* begin Supplied data *

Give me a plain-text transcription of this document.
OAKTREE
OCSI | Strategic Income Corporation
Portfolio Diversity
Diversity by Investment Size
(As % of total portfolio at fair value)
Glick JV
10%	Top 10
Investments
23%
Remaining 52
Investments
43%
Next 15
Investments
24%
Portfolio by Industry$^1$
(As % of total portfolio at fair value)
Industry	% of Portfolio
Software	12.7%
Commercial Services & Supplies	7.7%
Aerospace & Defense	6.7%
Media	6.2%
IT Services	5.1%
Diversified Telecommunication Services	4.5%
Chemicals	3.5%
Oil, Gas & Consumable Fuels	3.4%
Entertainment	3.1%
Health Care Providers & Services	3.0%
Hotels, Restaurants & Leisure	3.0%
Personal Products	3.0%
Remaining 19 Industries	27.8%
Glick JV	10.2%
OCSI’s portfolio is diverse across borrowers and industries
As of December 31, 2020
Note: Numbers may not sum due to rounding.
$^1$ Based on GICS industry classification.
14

* end Supplied data *

**Your objective:**
Reproduce every line from the entries that holds the word "OCSI".

**Worked answer:**
OCSI | Strategic Income Corporation
OCSI’s portfolio is diverse across borrowers and industries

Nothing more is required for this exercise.